-- begin Supplied data --

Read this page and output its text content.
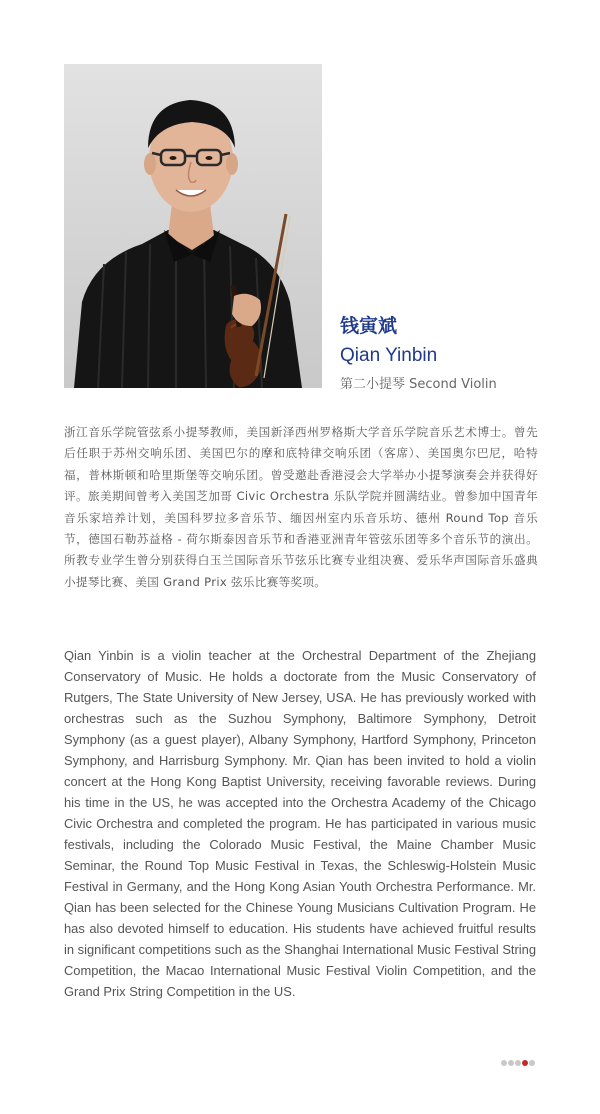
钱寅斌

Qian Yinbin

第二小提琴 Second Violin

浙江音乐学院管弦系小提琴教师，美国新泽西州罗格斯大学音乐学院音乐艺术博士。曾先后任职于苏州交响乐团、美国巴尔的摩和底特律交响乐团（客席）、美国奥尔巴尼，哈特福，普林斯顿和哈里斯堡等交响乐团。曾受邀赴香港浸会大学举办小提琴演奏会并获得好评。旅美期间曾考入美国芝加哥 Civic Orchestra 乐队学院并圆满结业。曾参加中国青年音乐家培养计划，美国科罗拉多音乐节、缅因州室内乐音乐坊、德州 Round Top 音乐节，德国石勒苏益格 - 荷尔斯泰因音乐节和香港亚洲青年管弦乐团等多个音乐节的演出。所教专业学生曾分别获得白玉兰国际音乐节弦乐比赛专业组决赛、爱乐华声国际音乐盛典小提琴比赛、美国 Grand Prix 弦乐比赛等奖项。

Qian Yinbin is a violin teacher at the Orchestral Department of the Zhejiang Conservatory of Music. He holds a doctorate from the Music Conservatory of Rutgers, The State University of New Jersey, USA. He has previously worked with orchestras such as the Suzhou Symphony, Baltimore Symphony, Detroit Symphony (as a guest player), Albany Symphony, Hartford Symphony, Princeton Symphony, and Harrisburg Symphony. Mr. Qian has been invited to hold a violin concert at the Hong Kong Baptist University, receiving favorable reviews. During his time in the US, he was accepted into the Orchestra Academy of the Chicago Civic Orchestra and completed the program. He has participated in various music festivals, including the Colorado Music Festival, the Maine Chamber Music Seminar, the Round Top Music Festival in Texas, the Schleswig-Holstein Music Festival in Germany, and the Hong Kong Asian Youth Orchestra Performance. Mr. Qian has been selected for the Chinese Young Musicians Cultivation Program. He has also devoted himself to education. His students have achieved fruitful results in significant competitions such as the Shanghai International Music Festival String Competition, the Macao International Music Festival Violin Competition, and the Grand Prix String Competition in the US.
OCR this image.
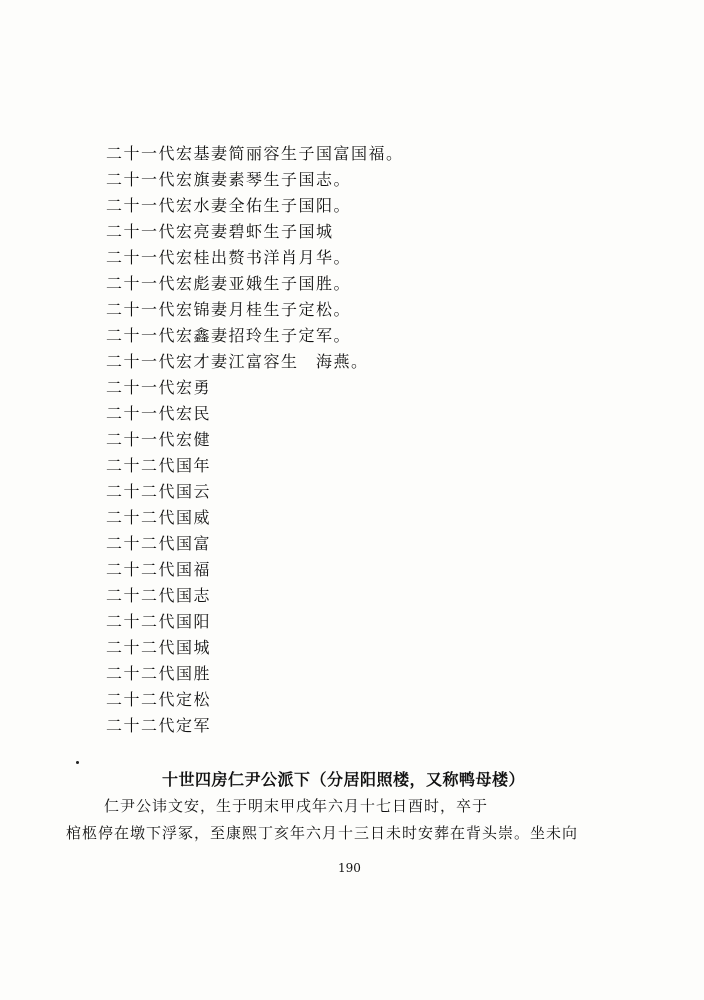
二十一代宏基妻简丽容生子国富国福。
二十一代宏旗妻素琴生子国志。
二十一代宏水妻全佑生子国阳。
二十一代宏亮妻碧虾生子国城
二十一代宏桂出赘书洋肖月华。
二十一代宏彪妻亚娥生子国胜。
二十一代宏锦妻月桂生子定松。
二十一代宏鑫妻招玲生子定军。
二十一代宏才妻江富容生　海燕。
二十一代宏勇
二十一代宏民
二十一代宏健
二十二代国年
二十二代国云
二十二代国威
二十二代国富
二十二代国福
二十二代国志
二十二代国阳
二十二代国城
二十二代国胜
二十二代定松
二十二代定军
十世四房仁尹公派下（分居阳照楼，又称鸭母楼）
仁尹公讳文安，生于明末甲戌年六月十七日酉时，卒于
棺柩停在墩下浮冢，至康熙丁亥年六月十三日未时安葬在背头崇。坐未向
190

-- end Supplied data --

Set exercise: Make an exact copy of the records shown above, without the pictures.

Task solution:
Read this page and output its text content.
钱寅斌

Qian Yinbin

第二小提琴 Second Violin

浙江音乐学院管弦系小提琴教师，美国新泽西州罗格斯大学音乐学院音乐艺术博士。曾先后任职于苏州交响乐团、美国巴尔的摩和底特律交响乐团（客席）、美国奥尔巴尼，哈特福，普林斯顿和哈里斯堡等交响乐团。曾受邀赴香港浸会大学举办小提琴演奏会并获得好评。旅美期间曾考入美国芝加哥 Civic Orchestra 乐队学院并圆满结业。曾参加中国青年音乐家培养计划，美国科罗拉多音乐节、缅因州室内乐音乐坊、德州 Round Top 音乐节，德国石勒苏益格 - 荷尔斯泰因音乐节和香港亚洲青年管弦乐团等多个音乐节的演出。所教专业学生曾分别获得白玉兰国际音乐节弦乐比赛专业组决赛、爱乐华声国际音乐盛典小提琴比赛、美国 Grand Prix 弦乐比赛等奖项。

Qian Yinbin is a violin teacher at the Orchestral Department of the Zhejiang Conservatory of Music. He holds a doctorate from the Music Conservatory of Rutgers, The State University of New Jersey, USA. He has previously worked with orchestras such as the Suzhou Symphony, Baltimore Symphony, Detroit Symphony (as a guest player), Albany Symphony, Hartford Symphony, Princeton Symphony, and Harrisburg Symphony. Mr. Qian has been invited to hold a violin concert at the Hong Kong Baptist University, receiving favorable reviews. During his time in the US, he was accepted into the Orchestra Academy of the Chicago Civic Orchestra and completed the program. He has participated in various music festivals, including the Colorado Music Festival, the Maine Chamber Music Seminar, the Round Top Music Festival in Texas, the Schleswig-Holstein Music Festival in Germany, and the Hong Kong Asian Youth Orchestra Performance. Mr. Qian has been selected for the Chinese Young Musicians Cultivation Program. He has also devoted himself to education. His students have achieved fruitful results in significant competitions such as the Shanghai International Music Festival String Competition, the Macao International Music Festival Violin Competition, and the Grand Prix String Competition in the US.
OCR this image.
二十一代宏基妻简丽容生子国富国福。
二十一代宏旗妻素琴生子国志。
二十一代宏水妻全佑生子国阳。
二十一代宏亮妻碧虾生子国城
二十一代宏桂出赘书洋肖月华。
二十一代宏彪妻亚娥生子国胜。
二十一代宏锦妻月桂生子定松。
二十一代宏鑫妻招玲生子定军。
二十一代宏才妻江富容生　海燕。
二十一代宏勇
二十一代宏民
二十一代宏健
二十二代国年
二十二代国云
二十二代国威
二十二代国富
二十二代国福
二十二代国志
二十二代国阳
二十二代国城
二十二代国胜
二十二代定松
二十二代定军
十世四房仁尹公派下（分居阳照楼，又称鸭母楼）
仁尹公讳文安，生于明末甲戌年六月十七日酉时，卒于
棺柩停在墩下浮冢，至康熙丁亥年六月十三日未时安葬在背头崇。坐未向
190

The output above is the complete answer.